--- START ---

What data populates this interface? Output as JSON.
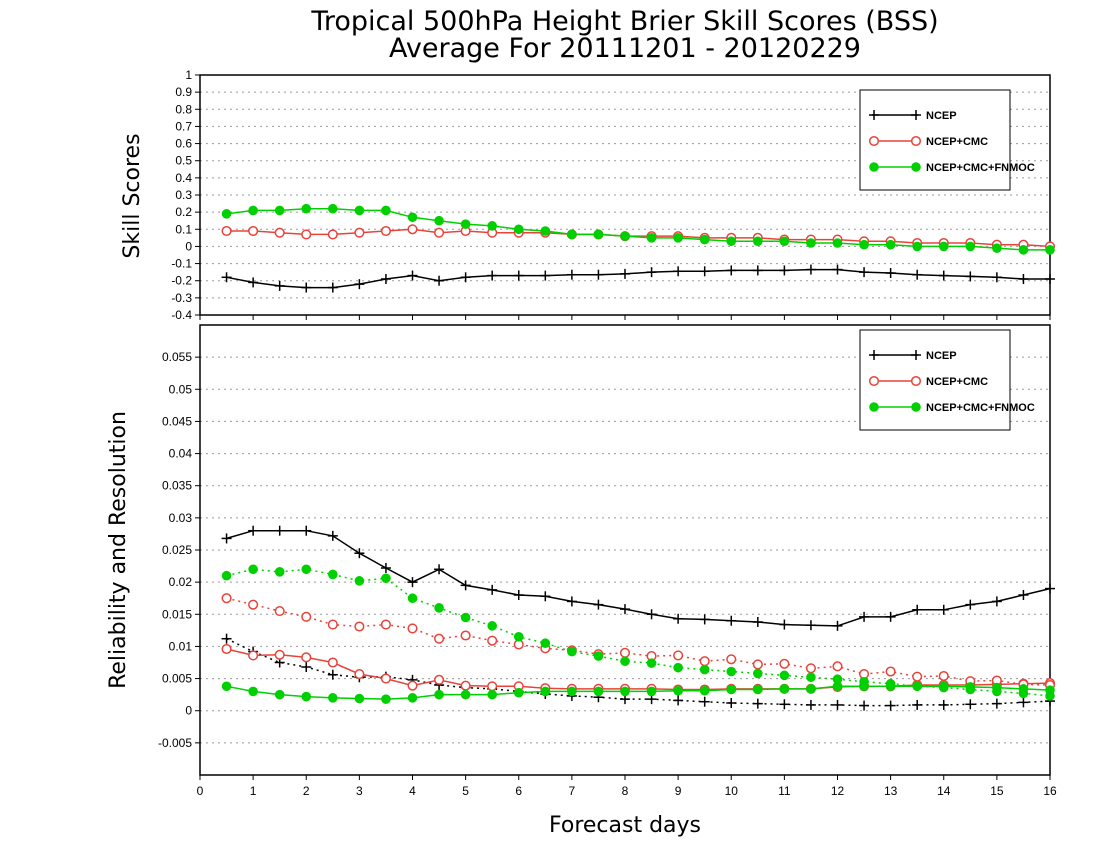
{
  "title": {
    "line1": "Tropical 500hPa Height Brier Skill Scores (BSS)",
    "line2": "Average For 20111201 - 20120229"
  },
  "xlabel": "Forecast days",
  "colors": {
    "ncep": "#000000",
    "cmc": "#e8433a",
    "fnmoc": "#00d000",
    "grid": "#9a9a9a"
  },
  "legend": [
    "NCEP",
    "NCEP+CMC",
    "NCEP+CMC+FNMOC"
  ],
  "chart_data": [
    {
      "type": "line",
      "ylabel": "Skill Scores",
      "xlim": [
        0,
        16
      ],
      "ylim": [
        -0.4,
        1
      ],
      "xticks": [
        "0",
        "1",
        "2",
        "3",
        "4",
        "5",
        "6",
        "7",
        "8",
        "9",
        "10",
        "11",
        "12",
        "13",
        "14",
        "15",
        "16"
      ],
      "yticks": [
        "-0.4",
        "-0.3",
        "-0.2",
        "-0.1",
        "0",
        "0.1",
        "0.2",
        "0.3",
        "0.4",
        "0.5",
        "0.6",
        "0.7",
        "0.8",
        "0.9",
        "1"
      ],
      "grid": true,
      "legend_position": "top-right",
      "x": [
        0.5,
        1,
        1.5,
        2,
        2.5,
        3,
        3.5,
        4,
        4.5,
        5,
        5.5,
        6,
        6.5,
        7,
        7.5,
        8,
        8.5,
        9,
        9.5,
        10,
        10.5,
        11,
        11.5,
        12,
        12.5,
        13,
        13.5,
        14,
        14.5,
        15,
        15.5,
        16
      ],
      "series": [
        {
          "name": "NCEP",
          "style": "solid",
          "marker": "plus",
          "values": [
            -0.18,
            -0.21,
            -0.23,
            -0.24,
            -0.24,
            -0.22,
            -0.19,
            -0.17,
            -0.2,
            -0.18,
            -0.17,
            -0.17,
            -0.17,
            -0.165,
            -0.165,
            -0.16,
            -0.15,
            -0.145,
            -0.145,
            -0.14,
            -0.14,
            -0.14,
            -0.135,
            -0.135,
            -0.15,
            -0.155,
            -0.165,
            -0.17,
            -0.175,
            -0.18,
            -0.19,
            -0.19
          ]
        },
        {
          "name": "NCEP+CMC",
          "style": "solid",
          "marker": "open-circle",
          "values": [
            0.09,
            0.09,
            0.08,
            0.07,
            0.07,
            0.08,
            0.09,
            0.1,
            0.08,
            0.09,
            0.08,
            0.08,
            0.08,
            0.07,
            0.07,
            0.06,
            0.06,
            0.06,
            0.05,
            0.05,
            0.05,
            0.04,
            0.04,
            0.04,
            0.03,
            0.03,
            0.02,
            0.02,
            0.02,
            0.01,
            0.01,
            0
          ]
        },
        {
          "name": "NCEP+CMC+FNMOC",
          "style": "solid",
          "marker": "filled-circle",
          "values": [
            0.19,
            0.21,
            0.21,
            0.22,
            0.22,
            0.21,
            0.21,
            0.17,
            0.15,
            0.13,
            0.12,
            0.1,
            0.09,
            0.07,
            0.07,
            0.06,
            0.05,
            0.05,
            0.04,
            0.03,
            0.03,
            0.03,
            0.02,
            0.02,
            0.01,
            0.01,
            0,
            0,
            0,
            -0.01,
            -0.02,
            -0.02
          ]
        }
      ]
    },
    {
      "type": "line",
      "ylabel": "Reliability and Resolution",
      "xlabel": "Forecast days",
      "xlim": [
        0,
        16
      ],
      "ylim": [
        -0.01,
        0.06
      ],
      "xticks": [
        "0",
        "1",
        "2",
        "3",
        "4",
        "5",
        "6",
        "7",
        "8",
        "9",
        "10",
        "11",
        "12",
        "13",
        "14",
        "15",
        "16"
      ],
      "yticks": [
        "-0.005",
        "0",
        "0.005",
        "0.01",
        "0.015",
        "0.02",
        "0.025",
        "0.03",
        "0.035",
        "0.04",
        "0.045",
        "0.05",
        "0.055"
      ],
      "grid": true,
      "legend_position": "top-right",
      "x": [
        0.5,
        1,
        1.5,
        2,
        2.5,
        3,
        3.5,
        4,
        4.5,
        5,
        5.5,
        6,
        6.5,
        7,
        7.5,
        8,
        8.5,
        9,
        9.5,
        10,
        10.5,
        11,
        11.5,
        12,
        12.5,
        13,
        13.5,
        14,
        14.5,
        15,
        15.5,
        16
      ],
      "series": [
        {
          "name": "NCEP",
          "metric": "resolution",
          "style": "solid",
          "marker": "plus",
          "values": [
            0.0268,
            0.028,
            0.028,
            0.028,
            0.0272,
            0.0245,
            0.0222,
            0.02,
            0.022,
            0.0195,
            0.0188,
            0.018,
            0.0178,
            0.017,
            0.0165,
            0.0158,
            0.015,
            0.0143,
            0.0142,
            0.014,
            0.0138,
            0.0134,
            0.0133,
            0.0132,
            0.0146,
            0.0146,
            0.0157,
            0.0157,
            0.0165,
            0.017,
            0.018,
            0.019
          ]
        },
        {
          "name": "NCEP",
          "metric": "reliability",
          "style": "dotted",
          "marker": "plus",
          "values": [
            0.0112,
            0.0092,
            0.0075,
            0.0068,
            0.0056,
            0.0052,
            0.0053,
            0.0048,
            0.004,
            0.0036,
            0.0034,
            0.003,
            0.0026,
            0.0023,
            0.0021,
            0.0018,
            0.0018,
            0.0016,
            0.0014,
            0.0012,
            0.0011,
            0.001,
            0.0009,
            0.0009,
            0.0008,
            0.0008,
            0.0009,
            0.0009,
            0.001,
            0.0011,
            0.0013,
            0.0015
          ]
        },
        {
          "name": "NCEP+CMC",
          "metric": "resolution",
          "style": "solid",
          "marker": "open-circle",
          "values": [
            0.0096,
            0.0086,
            0.0087,
            0.0083,
            0.0075,
            0.0057,
            0.005,
            0.0039,
            0.0048,
            0.0039,
            0.0038,
            0.0038,
            0.0035,
            0.0034,
            0.0034,
            0.0034,
            0.0034,
            0.0033,
            0.0033,
            0.0034,
            0.0034,
            0.0034,
            0.0034,
            0.0037,
            0.0038,
            0.0038,
            0.004,
            0.004,
            0.004,
            0.0041,
            0.0042,
            0.0043
          ]
        },
        {
          "name": "NCEP+CMC",
          "metric": "reliability",
          "style": "dotted",
          "marker": "open-circle",
          "values": [
            0.0175,
            0.0165,
            0.0155,
            0.0146,
            0.0134,
            0.0131,
            0.0134,
            0.0128,
            0.0112,
            0.0117,
            0.0109,
            0.0103,
            0.0097,
            0.0094,
            0.0088,
            0.009,
            0.0085,
            0.0086,
            0.0077,
            0.008,
            0.0072,
            0.0073,
            0.0066,
            0.0069,
            0.0057,
            0.0061,
            0.0053,
            0.0054,
            0.0046,
            0.0047,
            0.0041,
            0.004
          ]
        },
        {
          "name": "NCEP+CMC+FNMOC",
          "metric": "resolution",
          "style": "solid",
          "marker": "filled-circle",
          "values": [
            0.0038,
            0.003,
            0.0025,
            0.0022,
            0.002,
            0.0019,
            0.0018,
            0.002,
            0.0025,
            0.0025,
            0.0025,
            0.0028,
            0.003,
            0.003,
            0.003,
            0.003,
            0.003,
            0.0031,
            0.0031,
            0.0033,
            0.0033,
            0.0034,
            0.0034,
            0.0038,
            0.0038,
            0.0038,
            0.0038,
            0.0038,
            0.0037,
            0.0036,
            0.0034,
            0.0032
          ]
        },
        {
          "name": "NCEP+CMC+FNMOC",
          "metric": "reliability",
          "style": "dotted",
          "marker": "filled-circle",
          "values": [
            0.021,
            0.022,
            0.0216,
            0.022,
            0.0212,
            0.0202,
            0.0206,
            0.0175,
            0.016,
            0.0145,
            0.0132,
            0.0115,
            0.0105,
            0.0092,
            0.0085,
            0.0077,
            0.0074,
            0.0067,
            0.0064,
            0.0061,
            0.0058,
            0.0055,
            0.0052,
            0.0049,
            0.0045,
            0.0042,
            0.0038,
            0.0036,
            0.0033,
            0.003,
            0.0027,
            0.0023
          ]
        }
      ]
    }
  ]
}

--- END ---

§ **AIM OF THE TASK**
Count every line in the data that contains the word "Forecast", then give that count and nothing else.

§ **SOLUTION TO THE PROBLEM**
2